[Data excerpts]
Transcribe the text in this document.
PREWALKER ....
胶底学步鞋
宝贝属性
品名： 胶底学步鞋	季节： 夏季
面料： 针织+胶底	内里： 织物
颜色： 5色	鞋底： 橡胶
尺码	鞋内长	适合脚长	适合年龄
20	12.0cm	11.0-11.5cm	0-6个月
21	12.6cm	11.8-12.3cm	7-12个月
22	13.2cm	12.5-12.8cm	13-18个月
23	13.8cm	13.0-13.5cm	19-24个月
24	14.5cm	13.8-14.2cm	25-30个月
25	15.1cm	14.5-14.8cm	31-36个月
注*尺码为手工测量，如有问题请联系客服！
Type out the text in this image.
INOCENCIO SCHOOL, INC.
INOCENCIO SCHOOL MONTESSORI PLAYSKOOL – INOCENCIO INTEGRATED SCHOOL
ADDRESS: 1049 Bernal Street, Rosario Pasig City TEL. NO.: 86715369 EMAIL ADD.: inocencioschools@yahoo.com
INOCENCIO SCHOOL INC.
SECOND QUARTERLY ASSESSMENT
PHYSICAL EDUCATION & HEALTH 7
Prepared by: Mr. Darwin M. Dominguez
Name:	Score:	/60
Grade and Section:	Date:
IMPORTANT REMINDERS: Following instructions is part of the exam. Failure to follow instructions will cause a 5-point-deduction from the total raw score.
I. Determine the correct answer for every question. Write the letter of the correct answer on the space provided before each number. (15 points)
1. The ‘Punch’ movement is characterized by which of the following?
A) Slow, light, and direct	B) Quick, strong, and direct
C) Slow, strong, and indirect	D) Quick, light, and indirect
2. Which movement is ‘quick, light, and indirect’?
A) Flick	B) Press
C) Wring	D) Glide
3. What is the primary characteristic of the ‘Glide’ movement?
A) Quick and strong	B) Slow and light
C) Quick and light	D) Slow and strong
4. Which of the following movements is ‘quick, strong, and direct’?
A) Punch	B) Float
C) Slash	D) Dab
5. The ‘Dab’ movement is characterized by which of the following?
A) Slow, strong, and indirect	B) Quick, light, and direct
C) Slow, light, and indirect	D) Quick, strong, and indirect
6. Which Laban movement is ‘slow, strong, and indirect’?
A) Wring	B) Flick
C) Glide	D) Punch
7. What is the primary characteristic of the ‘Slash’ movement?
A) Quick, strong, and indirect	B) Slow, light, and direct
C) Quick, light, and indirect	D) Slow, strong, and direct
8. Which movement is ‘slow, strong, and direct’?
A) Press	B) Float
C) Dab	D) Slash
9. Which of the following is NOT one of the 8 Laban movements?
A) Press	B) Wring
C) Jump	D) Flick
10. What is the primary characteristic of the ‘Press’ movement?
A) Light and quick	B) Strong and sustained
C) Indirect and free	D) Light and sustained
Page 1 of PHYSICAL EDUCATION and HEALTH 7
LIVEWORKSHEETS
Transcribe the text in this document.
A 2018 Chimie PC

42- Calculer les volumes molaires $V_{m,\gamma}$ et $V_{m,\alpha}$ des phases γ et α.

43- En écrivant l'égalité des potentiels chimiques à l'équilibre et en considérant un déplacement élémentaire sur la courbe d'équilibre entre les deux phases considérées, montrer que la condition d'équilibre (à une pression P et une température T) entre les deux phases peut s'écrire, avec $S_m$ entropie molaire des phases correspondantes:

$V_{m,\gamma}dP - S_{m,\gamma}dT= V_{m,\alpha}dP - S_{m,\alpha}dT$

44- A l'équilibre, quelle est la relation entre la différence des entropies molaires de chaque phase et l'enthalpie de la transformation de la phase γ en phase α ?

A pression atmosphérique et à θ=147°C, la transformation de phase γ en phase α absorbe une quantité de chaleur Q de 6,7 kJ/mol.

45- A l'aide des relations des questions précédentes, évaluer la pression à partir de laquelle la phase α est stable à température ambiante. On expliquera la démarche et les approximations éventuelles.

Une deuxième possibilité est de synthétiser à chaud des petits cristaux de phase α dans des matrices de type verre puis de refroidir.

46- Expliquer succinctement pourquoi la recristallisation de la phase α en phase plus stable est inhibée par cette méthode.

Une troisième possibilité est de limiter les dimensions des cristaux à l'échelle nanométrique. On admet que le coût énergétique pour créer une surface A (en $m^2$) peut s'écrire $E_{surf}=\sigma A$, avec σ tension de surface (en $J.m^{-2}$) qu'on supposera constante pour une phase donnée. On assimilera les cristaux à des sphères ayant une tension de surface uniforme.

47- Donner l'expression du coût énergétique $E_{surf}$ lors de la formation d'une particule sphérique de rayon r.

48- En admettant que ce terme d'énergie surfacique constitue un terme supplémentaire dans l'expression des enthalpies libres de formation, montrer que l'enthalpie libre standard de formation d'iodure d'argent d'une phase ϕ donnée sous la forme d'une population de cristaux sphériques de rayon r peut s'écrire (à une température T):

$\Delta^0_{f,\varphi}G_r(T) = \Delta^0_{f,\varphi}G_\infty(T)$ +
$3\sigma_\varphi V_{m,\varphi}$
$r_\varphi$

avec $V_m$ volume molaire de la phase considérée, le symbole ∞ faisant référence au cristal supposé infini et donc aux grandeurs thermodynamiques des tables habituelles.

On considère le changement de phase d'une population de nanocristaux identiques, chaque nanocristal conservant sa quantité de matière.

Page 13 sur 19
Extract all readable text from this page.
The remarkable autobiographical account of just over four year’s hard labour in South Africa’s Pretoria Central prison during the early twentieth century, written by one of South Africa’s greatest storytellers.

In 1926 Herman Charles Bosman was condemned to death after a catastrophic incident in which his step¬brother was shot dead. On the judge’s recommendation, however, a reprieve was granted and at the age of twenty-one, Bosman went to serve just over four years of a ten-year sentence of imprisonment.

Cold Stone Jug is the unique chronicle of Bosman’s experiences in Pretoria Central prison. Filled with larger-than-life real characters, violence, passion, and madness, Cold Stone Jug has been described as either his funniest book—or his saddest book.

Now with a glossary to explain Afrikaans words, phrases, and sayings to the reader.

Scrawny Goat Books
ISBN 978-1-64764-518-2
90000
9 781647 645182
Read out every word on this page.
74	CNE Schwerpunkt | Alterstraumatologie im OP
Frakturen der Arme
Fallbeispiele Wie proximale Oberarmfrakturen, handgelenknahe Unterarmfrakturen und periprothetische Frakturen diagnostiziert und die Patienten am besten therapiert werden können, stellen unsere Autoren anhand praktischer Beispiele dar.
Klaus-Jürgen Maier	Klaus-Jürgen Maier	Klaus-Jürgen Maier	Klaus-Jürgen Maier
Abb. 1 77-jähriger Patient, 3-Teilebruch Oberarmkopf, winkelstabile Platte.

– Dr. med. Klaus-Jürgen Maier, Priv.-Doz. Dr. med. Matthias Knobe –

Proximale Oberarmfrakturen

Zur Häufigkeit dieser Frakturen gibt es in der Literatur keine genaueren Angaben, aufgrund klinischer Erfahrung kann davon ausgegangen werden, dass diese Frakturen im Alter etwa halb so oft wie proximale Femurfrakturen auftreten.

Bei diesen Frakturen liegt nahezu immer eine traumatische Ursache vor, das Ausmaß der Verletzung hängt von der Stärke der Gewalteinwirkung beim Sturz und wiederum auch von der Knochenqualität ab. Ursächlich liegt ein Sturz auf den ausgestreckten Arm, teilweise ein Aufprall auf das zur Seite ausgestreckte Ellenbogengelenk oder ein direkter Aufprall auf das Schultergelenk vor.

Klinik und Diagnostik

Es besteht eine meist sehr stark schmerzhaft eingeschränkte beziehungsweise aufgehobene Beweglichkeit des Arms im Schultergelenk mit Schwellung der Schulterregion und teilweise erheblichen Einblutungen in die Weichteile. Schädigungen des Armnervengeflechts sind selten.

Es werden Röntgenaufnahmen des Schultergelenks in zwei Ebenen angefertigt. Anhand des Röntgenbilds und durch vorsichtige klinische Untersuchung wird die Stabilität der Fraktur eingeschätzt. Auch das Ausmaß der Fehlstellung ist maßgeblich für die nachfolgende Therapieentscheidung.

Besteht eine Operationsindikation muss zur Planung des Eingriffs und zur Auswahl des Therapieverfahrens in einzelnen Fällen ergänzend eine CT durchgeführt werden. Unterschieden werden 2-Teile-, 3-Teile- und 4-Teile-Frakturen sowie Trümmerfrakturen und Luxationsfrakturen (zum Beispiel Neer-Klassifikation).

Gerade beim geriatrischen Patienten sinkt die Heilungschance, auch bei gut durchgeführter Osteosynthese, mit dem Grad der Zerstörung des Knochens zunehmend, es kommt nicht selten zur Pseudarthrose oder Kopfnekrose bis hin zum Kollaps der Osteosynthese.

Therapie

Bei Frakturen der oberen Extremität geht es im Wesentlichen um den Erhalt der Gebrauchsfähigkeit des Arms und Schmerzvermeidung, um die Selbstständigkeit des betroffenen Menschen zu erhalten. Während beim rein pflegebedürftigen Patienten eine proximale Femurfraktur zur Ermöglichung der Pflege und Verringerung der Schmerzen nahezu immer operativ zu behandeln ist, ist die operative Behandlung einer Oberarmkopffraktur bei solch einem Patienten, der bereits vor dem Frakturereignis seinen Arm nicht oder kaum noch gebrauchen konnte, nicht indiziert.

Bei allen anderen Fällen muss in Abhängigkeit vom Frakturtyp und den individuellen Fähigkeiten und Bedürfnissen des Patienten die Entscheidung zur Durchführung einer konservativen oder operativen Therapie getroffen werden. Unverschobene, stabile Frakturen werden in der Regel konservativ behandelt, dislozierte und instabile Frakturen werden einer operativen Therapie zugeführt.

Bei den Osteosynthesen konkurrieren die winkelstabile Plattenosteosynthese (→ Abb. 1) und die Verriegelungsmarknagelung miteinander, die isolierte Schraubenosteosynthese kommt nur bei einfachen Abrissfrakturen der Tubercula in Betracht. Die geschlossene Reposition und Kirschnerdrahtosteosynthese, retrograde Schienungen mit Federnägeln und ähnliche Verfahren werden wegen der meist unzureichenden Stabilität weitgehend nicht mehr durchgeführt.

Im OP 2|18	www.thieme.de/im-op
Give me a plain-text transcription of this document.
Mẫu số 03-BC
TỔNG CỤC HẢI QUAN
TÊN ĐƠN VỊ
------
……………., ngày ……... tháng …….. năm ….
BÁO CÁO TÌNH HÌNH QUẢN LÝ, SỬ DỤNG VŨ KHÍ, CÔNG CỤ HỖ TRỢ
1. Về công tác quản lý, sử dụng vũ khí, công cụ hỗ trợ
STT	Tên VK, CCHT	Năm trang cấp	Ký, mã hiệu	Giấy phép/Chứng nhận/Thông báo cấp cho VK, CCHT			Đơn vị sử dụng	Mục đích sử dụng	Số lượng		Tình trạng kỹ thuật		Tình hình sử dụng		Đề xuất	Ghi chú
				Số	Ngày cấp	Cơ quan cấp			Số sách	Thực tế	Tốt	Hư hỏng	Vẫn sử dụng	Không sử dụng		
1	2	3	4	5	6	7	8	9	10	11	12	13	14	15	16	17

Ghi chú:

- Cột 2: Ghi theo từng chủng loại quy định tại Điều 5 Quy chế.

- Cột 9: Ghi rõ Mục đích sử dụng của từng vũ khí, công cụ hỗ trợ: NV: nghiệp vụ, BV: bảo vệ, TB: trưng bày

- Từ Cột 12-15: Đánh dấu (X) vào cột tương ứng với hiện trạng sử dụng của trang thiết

## WHAT TO WORK ON
Copy out every line with the word "text".

## RESPONSE TO THE TASK
Transcribe the text in this document.
Type out the text in this image.
Transcribe the text in this document.
Extract all readable text from this page.
Give me a plain-text transcription of this document.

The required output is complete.